GIVEN RECORDS
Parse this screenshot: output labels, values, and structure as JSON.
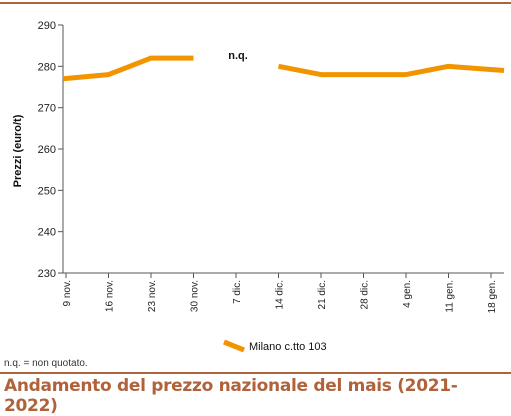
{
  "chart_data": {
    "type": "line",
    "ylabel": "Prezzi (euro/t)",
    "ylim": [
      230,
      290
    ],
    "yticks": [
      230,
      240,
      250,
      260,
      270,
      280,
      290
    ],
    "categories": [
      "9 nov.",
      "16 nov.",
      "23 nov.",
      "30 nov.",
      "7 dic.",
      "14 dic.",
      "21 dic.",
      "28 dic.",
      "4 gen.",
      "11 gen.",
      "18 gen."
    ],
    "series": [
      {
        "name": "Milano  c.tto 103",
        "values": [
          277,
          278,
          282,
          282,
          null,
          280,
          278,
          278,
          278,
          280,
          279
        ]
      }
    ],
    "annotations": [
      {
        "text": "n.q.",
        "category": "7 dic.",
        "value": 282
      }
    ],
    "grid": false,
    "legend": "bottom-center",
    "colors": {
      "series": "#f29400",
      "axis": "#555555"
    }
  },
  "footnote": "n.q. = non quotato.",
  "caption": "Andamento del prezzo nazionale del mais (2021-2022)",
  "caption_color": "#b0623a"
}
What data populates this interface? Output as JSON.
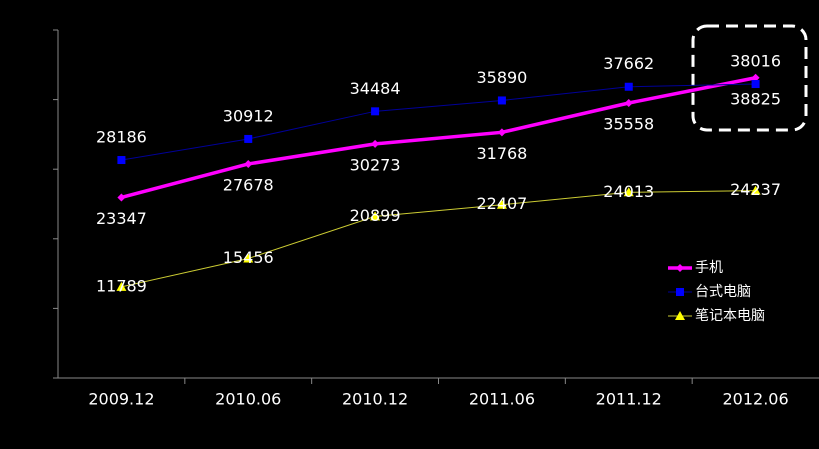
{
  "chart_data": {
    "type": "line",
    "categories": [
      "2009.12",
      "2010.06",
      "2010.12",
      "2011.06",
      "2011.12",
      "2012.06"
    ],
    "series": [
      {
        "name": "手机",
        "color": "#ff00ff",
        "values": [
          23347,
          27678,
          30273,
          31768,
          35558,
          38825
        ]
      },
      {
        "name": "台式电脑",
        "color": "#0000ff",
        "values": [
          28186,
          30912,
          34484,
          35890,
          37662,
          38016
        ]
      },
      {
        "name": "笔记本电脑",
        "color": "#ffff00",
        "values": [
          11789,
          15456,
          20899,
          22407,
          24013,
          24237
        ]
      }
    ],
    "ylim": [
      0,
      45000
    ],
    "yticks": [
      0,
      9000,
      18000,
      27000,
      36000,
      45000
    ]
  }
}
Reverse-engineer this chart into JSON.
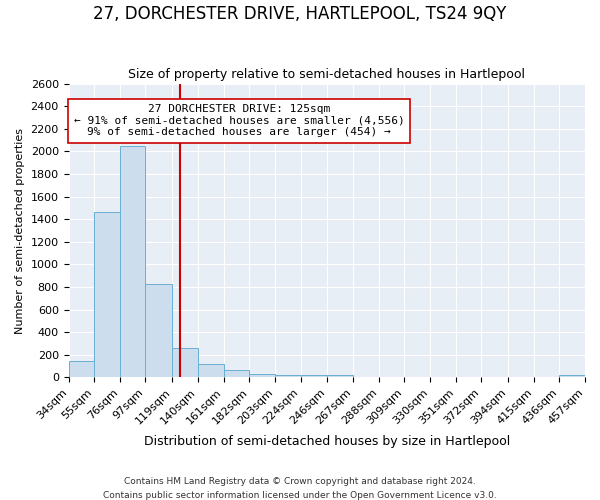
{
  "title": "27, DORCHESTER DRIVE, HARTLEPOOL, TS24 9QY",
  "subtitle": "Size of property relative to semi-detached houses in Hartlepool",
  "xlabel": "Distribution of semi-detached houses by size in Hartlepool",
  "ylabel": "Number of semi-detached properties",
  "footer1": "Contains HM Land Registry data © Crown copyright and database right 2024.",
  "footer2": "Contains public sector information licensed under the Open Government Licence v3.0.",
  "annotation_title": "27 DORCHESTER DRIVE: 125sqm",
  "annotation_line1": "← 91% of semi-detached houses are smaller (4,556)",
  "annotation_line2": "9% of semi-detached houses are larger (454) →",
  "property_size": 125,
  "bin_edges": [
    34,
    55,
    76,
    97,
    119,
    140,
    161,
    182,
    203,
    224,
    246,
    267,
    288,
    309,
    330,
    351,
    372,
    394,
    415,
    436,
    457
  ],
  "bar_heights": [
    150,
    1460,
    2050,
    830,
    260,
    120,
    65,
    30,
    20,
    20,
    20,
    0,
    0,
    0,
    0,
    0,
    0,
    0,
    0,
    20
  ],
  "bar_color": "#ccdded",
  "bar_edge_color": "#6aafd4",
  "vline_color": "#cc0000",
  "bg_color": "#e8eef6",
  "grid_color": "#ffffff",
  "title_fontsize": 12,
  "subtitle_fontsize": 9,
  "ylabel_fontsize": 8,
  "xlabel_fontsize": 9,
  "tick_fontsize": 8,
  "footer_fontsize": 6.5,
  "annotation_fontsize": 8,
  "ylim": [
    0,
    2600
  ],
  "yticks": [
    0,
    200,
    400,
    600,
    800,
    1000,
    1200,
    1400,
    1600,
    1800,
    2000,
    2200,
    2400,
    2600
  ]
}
--
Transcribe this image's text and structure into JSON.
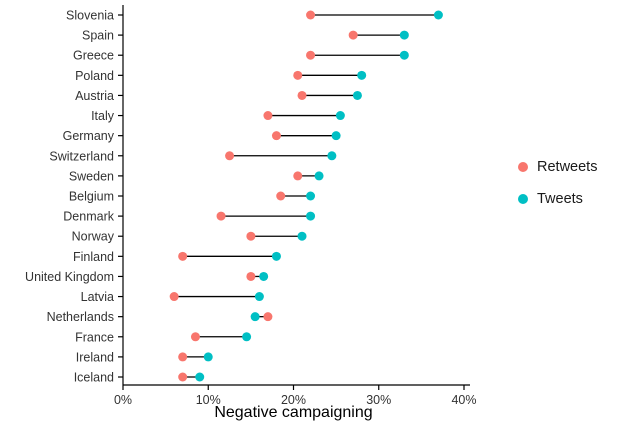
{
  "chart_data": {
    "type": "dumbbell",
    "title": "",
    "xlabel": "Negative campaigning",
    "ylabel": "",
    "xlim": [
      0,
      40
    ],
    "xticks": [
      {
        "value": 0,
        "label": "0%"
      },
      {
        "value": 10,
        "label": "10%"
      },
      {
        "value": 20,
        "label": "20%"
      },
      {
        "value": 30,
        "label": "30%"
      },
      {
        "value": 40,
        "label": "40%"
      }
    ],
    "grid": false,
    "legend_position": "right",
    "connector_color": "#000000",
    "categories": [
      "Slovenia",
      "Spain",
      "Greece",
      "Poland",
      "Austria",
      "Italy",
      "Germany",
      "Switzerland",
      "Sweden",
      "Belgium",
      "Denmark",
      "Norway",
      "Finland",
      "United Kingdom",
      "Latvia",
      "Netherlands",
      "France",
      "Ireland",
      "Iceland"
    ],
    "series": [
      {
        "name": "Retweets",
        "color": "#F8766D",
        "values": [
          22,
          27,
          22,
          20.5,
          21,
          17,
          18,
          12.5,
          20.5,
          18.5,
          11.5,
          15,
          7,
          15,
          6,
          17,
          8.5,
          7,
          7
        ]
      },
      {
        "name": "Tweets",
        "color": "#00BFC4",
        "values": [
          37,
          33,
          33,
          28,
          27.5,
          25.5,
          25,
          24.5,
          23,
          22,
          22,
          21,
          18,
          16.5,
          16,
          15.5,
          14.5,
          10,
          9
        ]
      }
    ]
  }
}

TASK
Examine the records and pull out every line where the string "DRIVE" occurs.

SOLUTION TO THIS TASK
  "title": "27, DORCHESTER DRIVE, HARTLEPOOL, TS24 9QY",
  "annotation_title": "27 DORCHESTER DRIVE: 125sqm",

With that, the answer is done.